PROBLEM REQUIREMENTS: Which lines contain the string "Architect"? Please list every one of them.

# ENTRIES SUPPLIED start

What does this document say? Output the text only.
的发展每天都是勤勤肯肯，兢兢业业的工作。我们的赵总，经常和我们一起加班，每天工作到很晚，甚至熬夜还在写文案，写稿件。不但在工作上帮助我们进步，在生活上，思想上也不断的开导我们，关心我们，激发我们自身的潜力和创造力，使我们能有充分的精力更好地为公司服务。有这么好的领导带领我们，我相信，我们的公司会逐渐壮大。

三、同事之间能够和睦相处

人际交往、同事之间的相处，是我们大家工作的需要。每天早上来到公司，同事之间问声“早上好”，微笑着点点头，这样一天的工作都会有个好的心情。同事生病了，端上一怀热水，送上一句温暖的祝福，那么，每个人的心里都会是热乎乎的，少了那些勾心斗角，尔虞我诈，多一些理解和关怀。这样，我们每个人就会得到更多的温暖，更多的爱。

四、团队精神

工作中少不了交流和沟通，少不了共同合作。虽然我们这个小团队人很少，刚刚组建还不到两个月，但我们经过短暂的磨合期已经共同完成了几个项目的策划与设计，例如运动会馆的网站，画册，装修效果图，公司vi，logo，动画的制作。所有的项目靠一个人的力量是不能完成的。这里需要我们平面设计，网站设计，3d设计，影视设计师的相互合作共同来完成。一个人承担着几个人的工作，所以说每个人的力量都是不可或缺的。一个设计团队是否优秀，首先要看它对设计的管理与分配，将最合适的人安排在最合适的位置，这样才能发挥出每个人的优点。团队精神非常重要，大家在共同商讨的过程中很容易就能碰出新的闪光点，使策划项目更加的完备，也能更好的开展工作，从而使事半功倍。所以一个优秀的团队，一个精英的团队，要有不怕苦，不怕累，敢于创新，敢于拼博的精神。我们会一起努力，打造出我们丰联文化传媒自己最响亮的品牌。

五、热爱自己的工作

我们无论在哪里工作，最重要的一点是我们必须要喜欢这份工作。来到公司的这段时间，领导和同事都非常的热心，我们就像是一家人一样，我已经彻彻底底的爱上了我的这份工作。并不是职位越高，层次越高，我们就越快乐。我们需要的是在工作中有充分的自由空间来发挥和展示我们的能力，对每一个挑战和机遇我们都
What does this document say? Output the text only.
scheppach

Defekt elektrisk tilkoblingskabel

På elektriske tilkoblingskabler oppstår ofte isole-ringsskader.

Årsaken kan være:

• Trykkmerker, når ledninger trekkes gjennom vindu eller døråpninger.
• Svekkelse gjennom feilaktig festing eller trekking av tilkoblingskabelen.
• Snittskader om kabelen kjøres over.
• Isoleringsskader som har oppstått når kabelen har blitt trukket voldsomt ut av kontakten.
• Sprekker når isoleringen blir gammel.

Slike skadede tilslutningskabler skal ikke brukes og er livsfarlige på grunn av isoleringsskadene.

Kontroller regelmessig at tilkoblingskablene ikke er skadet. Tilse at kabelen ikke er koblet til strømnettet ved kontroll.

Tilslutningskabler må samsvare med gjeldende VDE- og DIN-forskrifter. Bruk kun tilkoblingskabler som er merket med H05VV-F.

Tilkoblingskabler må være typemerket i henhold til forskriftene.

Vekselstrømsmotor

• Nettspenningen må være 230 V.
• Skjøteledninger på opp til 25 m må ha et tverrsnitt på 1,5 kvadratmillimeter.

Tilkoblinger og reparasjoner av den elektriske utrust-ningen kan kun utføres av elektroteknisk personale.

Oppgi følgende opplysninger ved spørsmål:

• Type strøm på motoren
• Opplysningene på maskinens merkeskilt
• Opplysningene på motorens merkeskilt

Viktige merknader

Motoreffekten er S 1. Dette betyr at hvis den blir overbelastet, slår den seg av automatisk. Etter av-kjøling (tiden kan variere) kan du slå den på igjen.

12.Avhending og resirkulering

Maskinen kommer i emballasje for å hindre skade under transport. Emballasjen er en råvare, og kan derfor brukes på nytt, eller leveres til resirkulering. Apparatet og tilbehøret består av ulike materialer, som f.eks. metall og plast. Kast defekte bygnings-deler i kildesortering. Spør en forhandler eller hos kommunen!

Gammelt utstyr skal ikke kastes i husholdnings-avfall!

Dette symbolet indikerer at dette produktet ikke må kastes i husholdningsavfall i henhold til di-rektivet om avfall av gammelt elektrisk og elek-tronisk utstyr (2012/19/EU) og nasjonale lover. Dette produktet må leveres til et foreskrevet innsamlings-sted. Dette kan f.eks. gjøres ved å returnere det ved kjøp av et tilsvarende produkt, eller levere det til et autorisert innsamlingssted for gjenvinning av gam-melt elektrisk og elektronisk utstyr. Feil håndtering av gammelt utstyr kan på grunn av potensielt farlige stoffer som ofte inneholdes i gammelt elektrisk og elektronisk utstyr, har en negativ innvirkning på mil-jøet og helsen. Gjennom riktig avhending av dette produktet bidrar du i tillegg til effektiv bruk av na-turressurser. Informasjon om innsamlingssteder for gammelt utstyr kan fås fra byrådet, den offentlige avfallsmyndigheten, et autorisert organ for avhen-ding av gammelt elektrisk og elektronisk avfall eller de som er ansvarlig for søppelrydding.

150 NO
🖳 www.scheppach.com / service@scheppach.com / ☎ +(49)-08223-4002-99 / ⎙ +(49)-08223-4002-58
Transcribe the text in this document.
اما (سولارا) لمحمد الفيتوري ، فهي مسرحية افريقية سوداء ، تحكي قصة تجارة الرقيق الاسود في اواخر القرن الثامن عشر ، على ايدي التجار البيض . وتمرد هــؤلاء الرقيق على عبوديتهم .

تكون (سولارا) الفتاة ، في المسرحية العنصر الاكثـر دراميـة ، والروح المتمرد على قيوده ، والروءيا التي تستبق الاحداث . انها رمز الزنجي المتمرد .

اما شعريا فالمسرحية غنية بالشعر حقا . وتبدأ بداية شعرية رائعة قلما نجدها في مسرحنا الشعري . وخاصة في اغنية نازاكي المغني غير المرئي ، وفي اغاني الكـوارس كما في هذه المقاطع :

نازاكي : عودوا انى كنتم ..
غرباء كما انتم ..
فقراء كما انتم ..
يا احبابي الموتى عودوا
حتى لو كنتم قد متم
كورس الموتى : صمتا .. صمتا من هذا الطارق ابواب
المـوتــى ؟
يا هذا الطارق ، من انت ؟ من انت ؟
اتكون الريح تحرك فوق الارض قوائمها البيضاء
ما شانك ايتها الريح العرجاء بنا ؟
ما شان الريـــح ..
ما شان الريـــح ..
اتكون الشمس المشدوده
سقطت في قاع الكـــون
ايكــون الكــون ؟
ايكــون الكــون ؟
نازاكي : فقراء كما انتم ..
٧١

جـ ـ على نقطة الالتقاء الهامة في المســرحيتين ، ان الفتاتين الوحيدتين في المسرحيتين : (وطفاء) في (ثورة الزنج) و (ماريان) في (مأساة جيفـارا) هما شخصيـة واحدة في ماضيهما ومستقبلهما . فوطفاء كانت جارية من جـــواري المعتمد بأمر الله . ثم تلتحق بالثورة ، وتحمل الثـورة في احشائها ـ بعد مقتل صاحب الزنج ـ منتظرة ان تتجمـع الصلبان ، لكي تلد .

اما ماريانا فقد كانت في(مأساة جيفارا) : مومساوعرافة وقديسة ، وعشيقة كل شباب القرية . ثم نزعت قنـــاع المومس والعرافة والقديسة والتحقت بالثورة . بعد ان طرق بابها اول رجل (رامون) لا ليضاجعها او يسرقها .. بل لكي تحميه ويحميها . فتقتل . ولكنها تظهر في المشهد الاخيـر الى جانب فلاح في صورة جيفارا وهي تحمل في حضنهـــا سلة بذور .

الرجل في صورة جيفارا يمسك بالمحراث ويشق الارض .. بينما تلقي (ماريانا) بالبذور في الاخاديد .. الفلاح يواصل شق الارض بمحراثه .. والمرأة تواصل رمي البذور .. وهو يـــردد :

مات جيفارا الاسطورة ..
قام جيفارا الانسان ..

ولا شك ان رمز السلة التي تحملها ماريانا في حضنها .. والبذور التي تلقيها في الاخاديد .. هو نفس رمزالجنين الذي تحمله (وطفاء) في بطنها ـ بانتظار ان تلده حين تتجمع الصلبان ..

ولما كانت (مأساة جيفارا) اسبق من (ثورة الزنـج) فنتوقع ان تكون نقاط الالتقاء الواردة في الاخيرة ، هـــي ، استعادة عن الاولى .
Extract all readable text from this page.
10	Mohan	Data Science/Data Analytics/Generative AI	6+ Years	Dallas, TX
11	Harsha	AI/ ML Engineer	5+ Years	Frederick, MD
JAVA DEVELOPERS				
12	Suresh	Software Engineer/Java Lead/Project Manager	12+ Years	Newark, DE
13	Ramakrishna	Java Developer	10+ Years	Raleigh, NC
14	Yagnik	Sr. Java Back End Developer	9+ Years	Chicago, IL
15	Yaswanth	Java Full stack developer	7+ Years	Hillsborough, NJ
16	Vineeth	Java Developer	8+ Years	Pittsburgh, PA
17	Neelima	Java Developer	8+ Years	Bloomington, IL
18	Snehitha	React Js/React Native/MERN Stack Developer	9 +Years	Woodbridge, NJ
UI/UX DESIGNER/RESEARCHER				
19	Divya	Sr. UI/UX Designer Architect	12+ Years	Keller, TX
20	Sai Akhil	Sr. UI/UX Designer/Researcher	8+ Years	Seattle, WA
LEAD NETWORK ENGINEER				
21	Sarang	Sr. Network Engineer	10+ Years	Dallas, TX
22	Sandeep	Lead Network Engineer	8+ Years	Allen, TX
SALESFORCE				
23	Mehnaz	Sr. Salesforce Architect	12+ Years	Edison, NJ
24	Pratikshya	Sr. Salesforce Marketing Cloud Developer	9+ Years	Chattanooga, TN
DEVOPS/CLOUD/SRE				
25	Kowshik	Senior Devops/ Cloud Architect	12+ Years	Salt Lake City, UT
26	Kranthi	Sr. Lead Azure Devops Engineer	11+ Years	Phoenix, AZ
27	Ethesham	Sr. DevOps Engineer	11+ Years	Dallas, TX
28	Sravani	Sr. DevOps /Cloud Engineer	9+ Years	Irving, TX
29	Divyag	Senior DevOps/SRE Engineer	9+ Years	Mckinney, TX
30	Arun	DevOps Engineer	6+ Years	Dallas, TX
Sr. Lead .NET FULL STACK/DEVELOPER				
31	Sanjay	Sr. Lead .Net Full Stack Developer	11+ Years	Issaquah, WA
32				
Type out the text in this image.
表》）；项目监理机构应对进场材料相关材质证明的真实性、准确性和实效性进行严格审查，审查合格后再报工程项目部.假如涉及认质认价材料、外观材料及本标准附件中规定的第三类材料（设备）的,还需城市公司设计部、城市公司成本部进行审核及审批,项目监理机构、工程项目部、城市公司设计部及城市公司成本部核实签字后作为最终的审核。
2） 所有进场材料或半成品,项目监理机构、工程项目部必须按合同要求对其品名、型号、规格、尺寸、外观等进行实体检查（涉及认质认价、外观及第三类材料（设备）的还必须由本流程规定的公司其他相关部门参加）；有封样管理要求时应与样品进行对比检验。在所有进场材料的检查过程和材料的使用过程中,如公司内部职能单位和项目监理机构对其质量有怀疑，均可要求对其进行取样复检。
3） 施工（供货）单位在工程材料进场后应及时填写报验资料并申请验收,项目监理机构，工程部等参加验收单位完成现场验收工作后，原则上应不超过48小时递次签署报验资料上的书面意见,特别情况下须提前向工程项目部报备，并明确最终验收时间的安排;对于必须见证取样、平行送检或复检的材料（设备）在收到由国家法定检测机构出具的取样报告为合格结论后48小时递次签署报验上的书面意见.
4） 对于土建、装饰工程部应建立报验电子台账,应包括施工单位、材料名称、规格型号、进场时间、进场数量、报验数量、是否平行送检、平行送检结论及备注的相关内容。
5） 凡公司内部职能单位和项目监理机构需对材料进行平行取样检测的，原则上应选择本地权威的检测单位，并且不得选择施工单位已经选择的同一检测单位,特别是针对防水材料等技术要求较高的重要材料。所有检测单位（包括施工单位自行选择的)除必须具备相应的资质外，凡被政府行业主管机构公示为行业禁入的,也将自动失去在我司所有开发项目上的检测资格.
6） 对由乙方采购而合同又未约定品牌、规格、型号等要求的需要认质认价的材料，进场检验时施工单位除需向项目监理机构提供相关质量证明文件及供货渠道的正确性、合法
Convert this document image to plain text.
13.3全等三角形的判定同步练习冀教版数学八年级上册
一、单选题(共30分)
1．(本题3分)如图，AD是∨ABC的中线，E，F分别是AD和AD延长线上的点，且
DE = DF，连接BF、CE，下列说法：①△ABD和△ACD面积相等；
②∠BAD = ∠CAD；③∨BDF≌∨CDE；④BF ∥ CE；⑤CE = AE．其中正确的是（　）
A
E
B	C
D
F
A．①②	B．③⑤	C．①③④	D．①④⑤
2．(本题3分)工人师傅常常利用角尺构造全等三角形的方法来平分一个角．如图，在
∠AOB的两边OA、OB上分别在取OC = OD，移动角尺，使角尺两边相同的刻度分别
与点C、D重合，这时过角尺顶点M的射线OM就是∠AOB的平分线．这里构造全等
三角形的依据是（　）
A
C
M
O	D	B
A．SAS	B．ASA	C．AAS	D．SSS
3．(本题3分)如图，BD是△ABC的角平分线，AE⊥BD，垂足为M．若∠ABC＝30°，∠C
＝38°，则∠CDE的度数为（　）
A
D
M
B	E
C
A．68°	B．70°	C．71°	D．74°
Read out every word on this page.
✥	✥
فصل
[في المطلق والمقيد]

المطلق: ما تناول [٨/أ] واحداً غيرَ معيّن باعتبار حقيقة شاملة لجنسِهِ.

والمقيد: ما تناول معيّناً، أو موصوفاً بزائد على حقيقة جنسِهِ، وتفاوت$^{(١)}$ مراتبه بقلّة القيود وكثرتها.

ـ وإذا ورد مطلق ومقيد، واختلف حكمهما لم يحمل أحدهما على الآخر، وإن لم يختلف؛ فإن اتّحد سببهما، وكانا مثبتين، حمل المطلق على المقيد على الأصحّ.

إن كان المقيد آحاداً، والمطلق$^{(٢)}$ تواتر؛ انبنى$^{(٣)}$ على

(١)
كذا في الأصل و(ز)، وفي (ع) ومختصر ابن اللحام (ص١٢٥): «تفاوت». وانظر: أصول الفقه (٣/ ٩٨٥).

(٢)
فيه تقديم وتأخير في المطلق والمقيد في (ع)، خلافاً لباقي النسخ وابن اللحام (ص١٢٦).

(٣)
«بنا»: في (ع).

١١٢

# ENTRIES SUPPLIED end

FINISHED TASK:
19	Divya	Sr. UI/UX Designer Architect	12+ Years	Keller, TX
23	Mehnaz	Sr. Salesforce Architect	12+ Years	Edison, NJ
25	Kowshik	Senior Devops/ Cloud Architect	12+ Years	Salt Lake City, UT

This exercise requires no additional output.